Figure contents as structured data

•••

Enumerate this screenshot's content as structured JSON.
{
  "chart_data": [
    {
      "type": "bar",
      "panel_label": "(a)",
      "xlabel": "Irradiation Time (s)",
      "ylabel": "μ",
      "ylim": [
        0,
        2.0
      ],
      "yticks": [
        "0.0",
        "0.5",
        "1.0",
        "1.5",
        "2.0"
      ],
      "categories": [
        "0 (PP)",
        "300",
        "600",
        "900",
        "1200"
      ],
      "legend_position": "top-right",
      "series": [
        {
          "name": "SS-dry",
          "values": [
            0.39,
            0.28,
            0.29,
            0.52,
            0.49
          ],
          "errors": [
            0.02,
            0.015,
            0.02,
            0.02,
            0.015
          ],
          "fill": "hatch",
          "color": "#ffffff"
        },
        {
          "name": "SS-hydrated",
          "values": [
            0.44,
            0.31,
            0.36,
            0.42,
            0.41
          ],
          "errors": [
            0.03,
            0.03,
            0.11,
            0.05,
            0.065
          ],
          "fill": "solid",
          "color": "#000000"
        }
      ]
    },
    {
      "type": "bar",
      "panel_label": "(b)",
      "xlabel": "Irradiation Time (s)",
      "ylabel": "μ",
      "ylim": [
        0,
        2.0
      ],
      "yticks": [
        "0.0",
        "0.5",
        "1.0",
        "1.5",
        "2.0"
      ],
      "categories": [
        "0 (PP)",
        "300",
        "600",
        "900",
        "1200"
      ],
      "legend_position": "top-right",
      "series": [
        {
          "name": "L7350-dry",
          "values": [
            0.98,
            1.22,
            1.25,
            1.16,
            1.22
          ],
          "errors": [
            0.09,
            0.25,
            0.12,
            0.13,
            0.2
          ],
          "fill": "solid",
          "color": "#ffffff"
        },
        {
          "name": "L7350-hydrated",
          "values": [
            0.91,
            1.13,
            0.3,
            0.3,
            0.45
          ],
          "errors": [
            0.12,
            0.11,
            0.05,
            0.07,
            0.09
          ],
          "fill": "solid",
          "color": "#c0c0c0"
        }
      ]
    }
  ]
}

•••

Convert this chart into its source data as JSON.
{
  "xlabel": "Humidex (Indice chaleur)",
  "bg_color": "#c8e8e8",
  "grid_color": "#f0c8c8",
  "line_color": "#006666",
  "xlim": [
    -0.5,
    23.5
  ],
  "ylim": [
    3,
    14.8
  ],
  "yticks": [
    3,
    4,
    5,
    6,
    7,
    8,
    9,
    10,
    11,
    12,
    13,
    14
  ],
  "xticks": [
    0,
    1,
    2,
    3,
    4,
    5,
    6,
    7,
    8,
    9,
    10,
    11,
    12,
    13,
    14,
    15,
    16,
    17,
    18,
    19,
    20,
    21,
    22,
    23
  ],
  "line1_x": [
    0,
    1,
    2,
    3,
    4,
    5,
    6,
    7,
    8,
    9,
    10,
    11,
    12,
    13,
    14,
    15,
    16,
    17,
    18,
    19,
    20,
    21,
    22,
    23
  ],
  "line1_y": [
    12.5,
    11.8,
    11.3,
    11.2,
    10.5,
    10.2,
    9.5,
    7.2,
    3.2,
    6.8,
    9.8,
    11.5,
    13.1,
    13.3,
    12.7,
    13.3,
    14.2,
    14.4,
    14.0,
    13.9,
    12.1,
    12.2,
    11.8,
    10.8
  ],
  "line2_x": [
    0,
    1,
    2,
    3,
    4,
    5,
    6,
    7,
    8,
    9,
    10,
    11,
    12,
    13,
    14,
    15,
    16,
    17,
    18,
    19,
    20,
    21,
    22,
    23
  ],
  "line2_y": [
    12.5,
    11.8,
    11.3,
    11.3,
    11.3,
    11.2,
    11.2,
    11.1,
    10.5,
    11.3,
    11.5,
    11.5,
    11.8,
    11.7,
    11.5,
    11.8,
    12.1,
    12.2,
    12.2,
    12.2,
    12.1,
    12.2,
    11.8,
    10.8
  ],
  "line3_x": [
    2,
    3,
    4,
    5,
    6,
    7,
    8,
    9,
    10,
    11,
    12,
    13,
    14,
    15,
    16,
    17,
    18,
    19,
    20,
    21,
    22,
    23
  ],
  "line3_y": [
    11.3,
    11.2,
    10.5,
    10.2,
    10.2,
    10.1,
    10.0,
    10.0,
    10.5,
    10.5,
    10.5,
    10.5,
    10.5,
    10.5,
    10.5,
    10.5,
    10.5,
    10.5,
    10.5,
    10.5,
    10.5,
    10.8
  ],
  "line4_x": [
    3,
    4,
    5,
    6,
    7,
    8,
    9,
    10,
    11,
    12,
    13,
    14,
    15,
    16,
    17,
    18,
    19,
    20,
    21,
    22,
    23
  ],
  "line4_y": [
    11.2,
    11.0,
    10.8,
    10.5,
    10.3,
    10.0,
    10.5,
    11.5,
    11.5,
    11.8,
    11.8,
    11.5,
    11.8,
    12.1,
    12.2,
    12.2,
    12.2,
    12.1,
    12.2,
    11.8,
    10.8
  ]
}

•••

** THE REQUEST **
In the entries above, find each line with the word "name" and show it.

** FULL ANSWER **
          "name": "SS-dry",
          "name": "SS-hydrated",
          "name": "L7350-dry",
          "name": "L7350-hydrated",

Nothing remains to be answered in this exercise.